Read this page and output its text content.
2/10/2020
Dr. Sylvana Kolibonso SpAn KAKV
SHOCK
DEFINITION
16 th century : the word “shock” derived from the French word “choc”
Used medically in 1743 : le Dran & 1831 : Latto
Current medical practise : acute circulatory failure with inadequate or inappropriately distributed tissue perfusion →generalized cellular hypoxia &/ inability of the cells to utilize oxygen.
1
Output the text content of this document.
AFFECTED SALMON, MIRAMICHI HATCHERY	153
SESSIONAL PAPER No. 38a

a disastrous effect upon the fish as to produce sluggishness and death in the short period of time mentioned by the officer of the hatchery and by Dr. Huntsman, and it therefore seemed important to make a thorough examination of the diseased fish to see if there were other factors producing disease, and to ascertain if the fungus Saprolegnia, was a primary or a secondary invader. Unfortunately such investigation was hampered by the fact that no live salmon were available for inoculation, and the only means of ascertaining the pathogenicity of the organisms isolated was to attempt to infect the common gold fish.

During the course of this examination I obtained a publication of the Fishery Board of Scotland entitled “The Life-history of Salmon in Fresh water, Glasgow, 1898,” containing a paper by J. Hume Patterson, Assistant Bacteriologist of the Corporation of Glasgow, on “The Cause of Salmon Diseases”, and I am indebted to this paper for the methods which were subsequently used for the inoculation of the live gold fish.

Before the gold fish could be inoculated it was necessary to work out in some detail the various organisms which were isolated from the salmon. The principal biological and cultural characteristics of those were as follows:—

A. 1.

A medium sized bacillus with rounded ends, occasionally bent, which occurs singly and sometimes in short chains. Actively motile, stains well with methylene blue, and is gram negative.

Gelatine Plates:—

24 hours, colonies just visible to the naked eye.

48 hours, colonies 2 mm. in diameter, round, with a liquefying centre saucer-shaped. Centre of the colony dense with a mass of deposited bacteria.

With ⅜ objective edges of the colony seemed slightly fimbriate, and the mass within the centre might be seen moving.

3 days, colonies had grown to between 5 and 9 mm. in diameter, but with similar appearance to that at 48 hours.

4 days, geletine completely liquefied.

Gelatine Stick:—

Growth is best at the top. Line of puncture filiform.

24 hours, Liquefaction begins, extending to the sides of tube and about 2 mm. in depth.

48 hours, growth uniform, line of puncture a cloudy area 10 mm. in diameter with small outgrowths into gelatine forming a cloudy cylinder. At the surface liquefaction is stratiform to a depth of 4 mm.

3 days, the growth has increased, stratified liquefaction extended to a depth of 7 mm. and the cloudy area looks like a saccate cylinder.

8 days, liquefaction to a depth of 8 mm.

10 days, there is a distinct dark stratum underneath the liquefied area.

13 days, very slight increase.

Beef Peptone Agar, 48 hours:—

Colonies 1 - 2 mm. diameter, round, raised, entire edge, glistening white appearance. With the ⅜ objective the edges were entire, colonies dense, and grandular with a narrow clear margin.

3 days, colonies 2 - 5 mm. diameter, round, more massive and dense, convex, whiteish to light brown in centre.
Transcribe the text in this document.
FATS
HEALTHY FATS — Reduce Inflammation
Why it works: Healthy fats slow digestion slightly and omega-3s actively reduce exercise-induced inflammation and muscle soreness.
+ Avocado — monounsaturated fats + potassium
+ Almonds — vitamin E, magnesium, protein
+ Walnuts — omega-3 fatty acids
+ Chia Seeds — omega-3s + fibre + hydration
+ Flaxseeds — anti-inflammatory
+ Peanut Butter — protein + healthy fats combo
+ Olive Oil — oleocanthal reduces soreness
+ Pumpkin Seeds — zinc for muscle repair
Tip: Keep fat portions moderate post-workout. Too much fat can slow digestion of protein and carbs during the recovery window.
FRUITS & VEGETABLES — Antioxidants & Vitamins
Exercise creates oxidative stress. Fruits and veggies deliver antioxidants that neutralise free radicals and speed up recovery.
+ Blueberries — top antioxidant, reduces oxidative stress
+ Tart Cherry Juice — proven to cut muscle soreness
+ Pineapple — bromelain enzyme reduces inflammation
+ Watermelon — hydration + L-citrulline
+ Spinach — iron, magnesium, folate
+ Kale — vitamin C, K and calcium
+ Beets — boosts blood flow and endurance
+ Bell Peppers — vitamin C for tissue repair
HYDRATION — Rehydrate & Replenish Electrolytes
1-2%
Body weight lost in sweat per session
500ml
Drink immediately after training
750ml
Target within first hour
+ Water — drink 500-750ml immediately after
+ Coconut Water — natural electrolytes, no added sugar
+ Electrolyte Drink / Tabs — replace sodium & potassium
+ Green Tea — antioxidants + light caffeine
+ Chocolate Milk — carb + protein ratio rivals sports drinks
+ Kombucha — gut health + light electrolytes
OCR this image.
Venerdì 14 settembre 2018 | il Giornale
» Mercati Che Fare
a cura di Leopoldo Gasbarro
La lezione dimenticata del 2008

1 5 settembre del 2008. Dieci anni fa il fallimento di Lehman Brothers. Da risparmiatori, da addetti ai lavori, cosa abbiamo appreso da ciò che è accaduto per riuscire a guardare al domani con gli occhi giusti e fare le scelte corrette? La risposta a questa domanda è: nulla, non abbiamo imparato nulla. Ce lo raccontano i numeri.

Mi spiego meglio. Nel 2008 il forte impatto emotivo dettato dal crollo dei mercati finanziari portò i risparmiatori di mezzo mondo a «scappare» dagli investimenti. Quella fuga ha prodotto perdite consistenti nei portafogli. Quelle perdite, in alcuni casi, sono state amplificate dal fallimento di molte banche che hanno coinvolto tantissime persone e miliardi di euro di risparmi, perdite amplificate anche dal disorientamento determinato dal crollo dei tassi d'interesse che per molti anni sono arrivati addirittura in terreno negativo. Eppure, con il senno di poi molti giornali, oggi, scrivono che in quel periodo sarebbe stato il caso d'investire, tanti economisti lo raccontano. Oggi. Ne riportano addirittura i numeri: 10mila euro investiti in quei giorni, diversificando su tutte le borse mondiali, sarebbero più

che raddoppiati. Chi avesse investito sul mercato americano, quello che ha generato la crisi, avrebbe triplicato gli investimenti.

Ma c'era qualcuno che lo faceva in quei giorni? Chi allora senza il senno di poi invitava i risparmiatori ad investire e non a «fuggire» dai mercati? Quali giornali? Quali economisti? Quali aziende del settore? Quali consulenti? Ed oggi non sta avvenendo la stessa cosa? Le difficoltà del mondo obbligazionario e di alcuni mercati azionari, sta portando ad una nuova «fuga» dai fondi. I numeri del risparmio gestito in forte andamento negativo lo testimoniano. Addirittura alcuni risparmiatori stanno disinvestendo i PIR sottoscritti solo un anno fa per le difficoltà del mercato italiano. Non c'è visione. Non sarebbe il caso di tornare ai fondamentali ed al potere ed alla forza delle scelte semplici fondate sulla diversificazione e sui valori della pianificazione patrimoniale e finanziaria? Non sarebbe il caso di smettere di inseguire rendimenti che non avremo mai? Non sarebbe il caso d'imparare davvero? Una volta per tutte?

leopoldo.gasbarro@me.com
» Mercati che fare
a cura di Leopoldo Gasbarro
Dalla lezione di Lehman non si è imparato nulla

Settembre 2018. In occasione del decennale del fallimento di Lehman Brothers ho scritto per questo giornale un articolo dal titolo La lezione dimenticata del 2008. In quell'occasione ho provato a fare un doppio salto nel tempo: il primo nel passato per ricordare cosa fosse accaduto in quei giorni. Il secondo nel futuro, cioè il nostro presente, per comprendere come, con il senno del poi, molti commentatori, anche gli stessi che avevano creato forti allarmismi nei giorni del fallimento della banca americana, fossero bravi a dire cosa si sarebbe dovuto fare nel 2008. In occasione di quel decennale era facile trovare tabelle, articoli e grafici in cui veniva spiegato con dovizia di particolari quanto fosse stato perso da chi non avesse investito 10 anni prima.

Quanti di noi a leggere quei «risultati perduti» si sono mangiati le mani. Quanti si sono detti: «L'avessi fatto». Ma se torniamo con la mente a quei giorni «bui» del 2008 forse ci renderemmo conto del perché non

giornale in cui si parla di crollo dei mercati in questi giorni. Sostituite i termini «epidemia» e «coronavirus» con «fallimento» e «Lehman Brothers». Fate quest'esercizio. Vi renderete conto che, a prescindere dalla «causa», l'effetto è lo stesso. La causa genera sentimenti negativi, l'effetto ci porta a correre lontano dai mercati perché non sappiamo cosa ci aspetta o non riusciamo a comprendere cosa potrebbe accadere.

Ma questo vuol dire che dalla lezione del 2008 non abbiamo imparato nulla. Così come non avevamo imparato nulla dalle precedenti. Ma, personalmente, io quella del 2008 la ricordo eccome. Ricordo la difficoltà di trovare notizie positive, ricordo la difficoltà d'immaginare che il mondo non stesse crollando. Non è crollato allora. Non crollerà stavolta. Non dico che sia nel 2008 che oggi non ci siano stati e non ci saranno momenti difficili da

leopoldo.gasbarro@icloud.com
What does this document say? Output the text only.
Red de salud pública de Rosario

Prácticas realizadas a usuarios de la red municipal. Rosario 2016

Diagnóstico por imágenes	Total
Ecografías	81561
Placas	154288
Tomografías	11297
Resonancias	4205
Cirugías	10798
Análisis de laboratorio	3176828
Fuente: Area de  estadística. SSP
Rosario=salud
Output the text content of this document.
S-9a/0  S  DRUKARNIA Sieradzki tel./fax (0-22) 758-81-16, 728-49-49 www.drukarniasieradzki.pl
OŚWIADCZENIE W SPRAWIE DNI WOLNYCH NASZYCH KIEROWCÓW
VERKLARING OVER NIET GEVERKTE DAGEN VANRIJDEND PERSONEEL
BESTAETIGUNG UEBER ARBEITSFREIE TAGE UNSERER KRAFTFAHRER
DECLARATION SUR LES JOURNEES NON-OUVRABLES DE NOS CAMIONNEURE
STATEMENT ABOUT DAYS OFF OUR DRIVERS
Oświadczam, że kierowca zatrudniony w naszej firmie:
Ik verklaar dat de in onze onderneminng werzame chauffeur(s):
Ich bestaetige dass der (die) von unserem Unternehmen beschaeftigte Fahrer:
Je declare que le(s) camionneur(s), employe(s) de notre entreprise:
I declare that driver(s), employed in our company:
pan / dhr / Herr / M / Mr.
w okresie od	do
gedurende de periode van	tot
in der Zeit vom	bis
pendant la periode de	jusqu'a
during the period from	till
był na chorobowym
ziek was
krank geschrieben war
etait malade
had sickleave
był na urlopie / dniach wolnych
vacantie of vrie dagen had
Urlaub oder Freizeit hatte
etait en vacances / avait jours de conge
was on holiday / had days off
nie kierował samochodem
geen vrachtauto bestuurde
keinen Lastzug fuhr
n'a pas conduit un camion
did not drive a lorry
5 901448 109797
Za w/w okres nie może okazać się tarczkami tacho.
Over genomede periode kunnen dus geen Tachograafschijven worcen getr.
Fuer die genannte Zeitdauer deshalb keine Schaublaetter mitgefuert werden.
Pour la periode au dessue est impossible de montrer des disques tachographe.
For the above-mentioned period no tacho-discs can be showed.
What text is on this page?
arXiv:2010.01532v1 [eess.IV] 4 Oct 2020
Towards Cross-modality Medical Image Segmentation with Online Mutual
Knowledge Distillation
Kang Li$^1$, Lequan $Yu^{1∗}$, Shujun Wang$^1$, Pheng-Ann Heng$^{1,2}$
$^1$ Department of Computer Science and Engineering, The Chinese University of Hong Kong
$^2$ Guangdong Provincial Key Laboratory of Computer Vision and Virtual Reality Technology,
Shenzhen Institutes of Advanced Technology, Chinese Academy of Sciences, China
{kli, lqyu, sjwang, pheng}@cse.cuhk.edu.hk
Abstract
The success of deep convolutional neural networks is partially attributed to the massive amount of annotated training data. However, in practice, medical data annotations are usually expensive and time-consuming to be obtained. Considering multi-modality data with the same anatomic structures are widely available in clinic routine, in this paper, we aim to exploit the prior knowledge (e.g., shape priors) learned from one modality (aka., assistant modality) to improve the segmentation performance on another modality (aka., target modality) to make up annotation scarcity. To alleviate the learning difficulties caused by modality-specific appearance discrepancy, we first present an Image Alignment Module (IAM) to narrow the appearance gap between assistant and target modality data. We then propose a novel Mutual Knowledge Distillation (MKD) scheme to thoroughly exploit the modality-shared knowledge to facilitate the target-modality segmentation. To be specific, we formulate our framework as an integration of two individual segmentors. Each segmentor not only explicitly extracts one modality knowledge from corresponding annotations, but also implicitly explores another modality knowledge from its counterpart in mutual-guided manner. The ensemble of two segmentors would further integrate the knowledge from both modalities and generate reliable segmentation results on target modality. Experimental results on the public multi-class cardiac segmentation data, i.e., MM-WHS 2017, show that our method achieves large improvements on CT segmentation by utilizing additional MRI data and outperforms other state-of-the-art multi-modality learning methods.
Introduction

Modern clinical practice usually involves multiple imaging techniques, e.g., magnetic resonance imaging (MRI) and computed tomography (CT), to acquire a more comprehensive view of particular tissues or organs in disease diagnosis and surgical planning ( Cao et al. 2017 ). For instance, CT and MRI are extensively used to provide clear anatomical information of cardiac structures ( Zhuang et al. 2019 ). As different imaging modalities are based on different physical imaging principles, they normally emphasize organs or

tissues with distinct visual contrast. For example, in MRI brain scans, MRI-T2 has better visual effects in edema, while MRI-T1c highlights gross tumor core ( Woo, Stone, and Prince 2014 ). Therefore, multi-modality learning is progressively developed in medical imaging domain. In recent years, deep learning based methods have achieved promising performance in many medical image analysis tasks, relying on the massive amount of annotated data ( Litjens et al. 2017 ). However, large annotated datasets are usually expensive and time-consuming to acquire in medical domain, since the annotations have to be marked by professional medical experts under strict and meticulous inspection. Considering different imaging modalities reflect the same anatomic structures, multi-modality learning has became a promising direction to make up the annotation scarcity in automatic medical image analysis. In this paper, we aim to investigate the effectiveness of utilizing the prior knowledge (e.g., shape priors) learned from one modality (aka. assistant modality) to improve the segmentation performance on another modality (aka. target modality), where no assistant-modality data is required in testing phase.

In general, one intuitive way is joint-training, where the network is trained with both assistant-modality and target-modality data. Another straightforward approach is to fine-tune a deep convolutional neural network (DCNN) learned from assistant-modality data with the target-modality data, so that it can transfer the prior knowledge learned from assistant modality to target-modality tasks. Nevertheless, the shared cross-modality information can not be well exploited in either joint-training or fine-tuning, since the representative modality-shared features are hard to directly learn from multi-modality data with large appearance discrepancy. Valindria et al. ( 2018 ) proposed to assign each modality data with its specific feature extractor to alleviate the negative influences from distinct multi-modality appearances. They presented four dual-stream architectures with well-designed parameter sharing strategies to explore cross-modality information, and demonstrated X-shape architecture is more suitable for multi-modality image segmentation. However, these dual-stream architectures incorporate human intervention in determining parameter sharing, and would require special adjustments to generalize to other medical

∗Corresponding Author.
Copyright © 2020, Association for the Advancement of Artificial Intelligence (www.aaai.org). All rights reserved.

__THE TASK__
Tell how many lines of the listing include the word "colony", replying with nothing but the number.

__EXPECTED ANSWER__
2